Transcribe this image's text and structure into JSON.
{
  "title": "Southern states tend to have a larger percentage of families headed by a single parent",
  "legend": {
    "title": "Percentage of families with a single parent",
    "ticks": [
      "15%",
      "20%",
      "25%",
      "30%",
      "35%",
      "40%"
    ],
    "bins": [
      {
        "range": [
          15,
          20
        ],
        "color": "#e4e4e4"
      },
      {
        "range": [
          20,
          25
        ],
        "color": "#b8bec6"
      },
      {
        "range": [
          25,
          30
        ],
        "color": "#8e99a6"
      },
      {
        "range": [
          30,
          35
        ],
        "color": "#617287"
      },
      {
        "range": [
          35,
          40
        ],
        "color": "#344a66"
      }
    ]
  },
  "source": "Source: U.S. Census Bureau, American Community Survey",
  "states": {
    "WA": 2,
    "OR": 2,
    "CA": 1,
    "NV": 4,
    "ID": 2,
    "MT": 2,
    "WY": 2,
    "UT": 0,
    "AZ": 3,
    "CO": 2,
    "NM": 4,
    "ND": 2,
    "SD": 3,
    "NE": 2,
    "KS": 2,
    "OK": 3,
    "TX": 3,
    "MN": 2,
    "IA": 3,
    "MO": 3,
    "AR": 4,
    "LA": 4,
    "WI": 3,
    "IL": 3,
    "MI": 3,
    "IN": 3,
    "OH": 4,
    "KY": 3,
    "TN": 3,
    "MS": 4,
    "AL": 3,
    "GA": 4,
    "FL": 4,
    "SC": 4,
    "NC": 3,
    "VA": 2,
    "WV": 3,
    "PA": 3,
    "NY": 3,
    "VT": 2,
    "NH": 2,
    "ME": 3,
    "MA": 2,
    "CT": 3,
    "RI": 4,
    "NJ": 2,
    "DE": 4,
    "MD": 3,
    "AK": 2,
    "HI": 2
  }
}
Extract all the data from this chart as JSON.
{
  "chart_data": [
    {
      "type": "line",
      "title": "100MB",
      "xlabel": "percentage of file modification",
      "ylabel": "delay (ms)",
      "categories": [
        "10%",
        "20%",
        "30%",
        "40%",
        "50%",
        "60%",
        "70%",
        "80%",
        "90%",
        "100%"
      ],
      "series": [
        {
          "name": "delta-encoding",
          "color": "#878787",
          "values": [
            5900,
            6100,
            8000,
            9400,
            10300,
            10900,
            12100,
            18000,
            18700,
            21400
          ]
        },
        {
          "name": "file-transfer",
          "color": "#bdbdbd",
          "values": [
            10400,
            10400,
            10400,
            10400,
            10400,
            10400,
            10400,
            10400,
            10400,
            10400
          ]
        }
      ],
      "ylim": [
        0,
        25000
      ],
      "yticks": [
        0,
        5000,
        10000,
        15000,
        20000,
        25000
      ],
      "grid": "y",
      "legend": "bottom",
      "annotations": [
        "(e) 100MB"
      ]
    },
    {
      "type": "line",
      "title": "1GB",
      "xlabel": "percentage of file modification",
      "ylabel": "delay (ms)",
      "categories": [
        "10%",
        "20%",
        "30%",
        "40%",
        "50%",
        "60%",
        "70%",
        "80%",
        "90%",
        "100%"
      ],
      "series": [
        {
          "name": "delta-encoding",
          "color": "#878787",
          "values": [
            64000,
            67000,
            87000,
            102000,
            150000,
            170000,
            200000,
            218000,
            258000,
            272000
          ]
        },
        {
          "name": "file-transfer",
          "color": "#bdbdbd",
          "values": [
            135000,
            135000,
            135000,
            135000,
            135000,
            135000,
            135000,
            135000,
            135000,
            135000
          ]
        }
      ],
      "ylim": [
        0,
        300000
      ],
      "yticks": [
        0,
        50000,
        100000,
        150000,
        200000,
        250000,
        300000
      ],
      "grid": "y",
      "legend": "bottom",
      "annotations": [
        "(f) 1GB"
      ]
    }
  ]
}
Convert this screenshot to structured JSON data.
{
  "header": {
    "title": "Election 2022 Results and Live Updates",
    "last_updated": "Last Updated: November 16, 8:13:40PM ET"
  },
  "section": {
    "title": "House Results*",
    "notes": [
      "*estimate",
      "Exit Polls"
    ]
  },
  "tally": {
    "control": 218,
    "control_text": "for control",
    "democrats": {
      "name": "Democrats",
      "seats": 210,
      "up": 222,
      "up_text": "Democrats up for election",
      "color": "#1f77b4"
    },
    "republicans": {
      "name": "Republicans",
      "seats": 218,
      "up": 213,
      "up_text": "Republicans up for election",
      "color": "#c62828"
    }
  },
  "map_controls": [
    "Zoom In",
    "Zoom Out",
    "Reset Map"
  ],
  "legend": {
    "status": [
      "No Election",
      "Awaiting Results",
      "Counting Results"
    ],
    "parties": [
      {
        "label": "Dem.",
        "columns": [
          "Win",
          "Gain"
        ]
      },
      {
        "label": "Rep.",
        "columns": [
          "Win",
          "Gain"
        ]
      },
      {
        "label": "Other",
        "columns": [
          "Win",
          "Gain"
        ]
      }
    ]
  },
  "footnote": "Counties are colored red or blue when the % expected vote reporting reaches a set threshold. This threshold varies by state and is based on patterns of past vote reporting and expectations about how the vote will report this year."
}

________

**Problem details**
Transcribe every entry exactly, omitting nothing.

**Result for this exercise**
Transcribe this image's text and structure into JSON.
{
  "title": "Southern states tend to have a larger percentage of families headed by a single parent",
  "legend": {
    "title": "Percentage of families with a single parent",
    "ticks": [
      "15%",
      "20%",
      "25%",
      "30%",
      "35%",
      "40%"
    ],
    "bins": [
      {
        "range": [
          15,
          20
        ],
        "color": "#e4e4e4"
      },
      {
        "range": [
          20,
          25
        ],
        "color": "#b8bec6"
      },
      {
        "range": [
          25,
          30
        ],
        "color": "#8e99a6"
      },
      {
        "range": [
          30,
          35
        ],
        "color": "#617287"
      },
      {
        "range": [
          35,
          40
        ],
        "color": "#344a66"
      }
    ]
  },
  "source": "Source: U.S. Census Bureau, American Community Survey",
  "states": {
    "WA": 2,
    "OR": 2,
    "CA": 1,
    "NV": 4,
    "ID": 2,
    "MT": 2,
    "WY": 2,
    "UT": 0,
    "AZ": 3,
    "CO": 2,
    "NM": 4,
    "ND": 2,
    "SD": 3,
    "NE": 2,
    "KS": 2,
    "OK": 3,
    "TX": 3,
    "MN": 2,
    "IA": 3,
    "MO": 3,
    "AR": 4,
    "LA": 4,
    "WI": 3,
    "IL": 3,
    "MI": 3,
    "IN": 3,
    "OH": 4,
    "KY": 3,
    "TN": 3,
    "MS": 4,
    "AL": 3,
    "GA": 4,
    "FL": 4,
    "SC": 4,
    "NC": 3,
    "VA": 2,
    "WV": 3,
    "PA": 3,
    "NY": 3,
    "VT": 2,
    "NH": 2,
    "ME": 3,
    "MA": 2,
    "CT": 3,
    "RI": 4,
    "NJ": 2,
    "DE": 4,
    "MD": 3,
    "AK": 2,
    "HI": 2
  }
}
Extract all the data from this chart as JSON.
{
  "chart_data": [
    {
      "type": "line",
      "title": "100MB",
      "xlabel": "percentage of file modification",
      "ylabel": "delay (ms)",
      "categories": [
        "10%",
        "20%",
        "30%",
        "40%",
        "50%",
        "60%",
        "70%",
        "80%",
        "90%",
        "100%"
      ],
      "series": [
        {
          "name": "delta-encoding",
          "color": "#878787",
          "values": [
            5900,
            6100,
            8000,
            9400,
            10300,
            10900,
            12100,
            18000,
            18700,
            21400
          ]
        },
        {
          "name": "file-transfer",
          "color": "#bdbdbd",
          "values": [
            10400,
            10400,
            10400,
            10400,
            10400,
            10400,
            10400,
            10400,
            10400,
            10400
          ]
        }
      ],
      "ylim": [
        0,
        25000
      ],
      "yticks": [
        0,
        5000,
        10000,
        15000,
        20000,
        25000
      ],
      "grid": "y",
      "legend": "bottom",
      "annotations": [
        "(e) 100MB"
      ]
    },
    {
      "type": "line",
      "title": "1GB",
      "xlabel": "percentage of file modification",
      "ylabel": "delay (ms)",
      "categories": [
        "10%",
        "20%",
        "30%",
        "40%",
        "50%",
        "60%",
        "70%",
        "80%",
        "90%",
        "100%"
      ],
      "series": [
        {
          "name": "delta-encoding",
          "color": "#878787",
          "values": [
            64000,
            67000,
            87000,
            102000,
            150000,
            170000,
            200000,
            218000,
            258000,
            272000
          ]
        },
        {
          "name": "file-transfer",
          "color": "#bdbdbd",
          "values": [
            135000,
            135000,
            135000,
            135000,
            135000,
            135000,
            135000,
            135000,
            135000,
            135000
          ]
        }
      ],
      "ylim": [
        0,
        300000
      ],
      "yticks": [
        0,
        50000,
        100000,
        150000,
        200000,
        250000,
        300000
      ],
      "grid": "y",
      "legend": "bottom",
      "annotations": [
        "(f) 1GB"
      ]
    }
  ]
}
Convert this screenshot to structured JSON data.
{
  "header": {
    "title": "Election 2022 Results and Live Updates",
    "last_updated": "Last Updated: November 16, 8:13:40PM ET"
  },
  "section": {
    "title": "House Results*",
    "notes": [
      "*estimate",
      "Exit Polls"
    ]
  },
  "tally": {
    "control": 218,
    "control_text": "for control",
    "democrats": {
      "name": "Democrats",
      "seats": 210,
      "up": 222,
      "up_text": "Democrats up for election",
      "color": "#1f77b4"
    },
    "republicans": {
      "name": "Republicans",
      "seats": 218,
      "up": 213,
      "up_text": "Republicans up for election",
      "color": "#c62828"
    }
  },
  "map_controls": [
    "Zoom In",
    "Zoom Out",
    "Reset Map"
  ],
  "legend": {
    "status": [
      "No Election",
      "Awaiting Results",
      "Counting Results"
    ],
    "parties": [
      {
        "label": "Dem.",
        "columns": [
          "Win",
          "Gain"
        ]
      },
      {
        "label": "Rep.",
        "columns": [
          "Win",
          "Gain"
        ]
      },
      {
        "label": "Other",
        "columns": [
          "Win",
          "Gain"
        ]
      }
    ]
  },
  "footnote": "Counties are colored red or blue when the % expected vote reporting reaches a set threshold. This threshold varies by state and is based on patterns of past vote reporting and expectations about how the vote will report this year."
}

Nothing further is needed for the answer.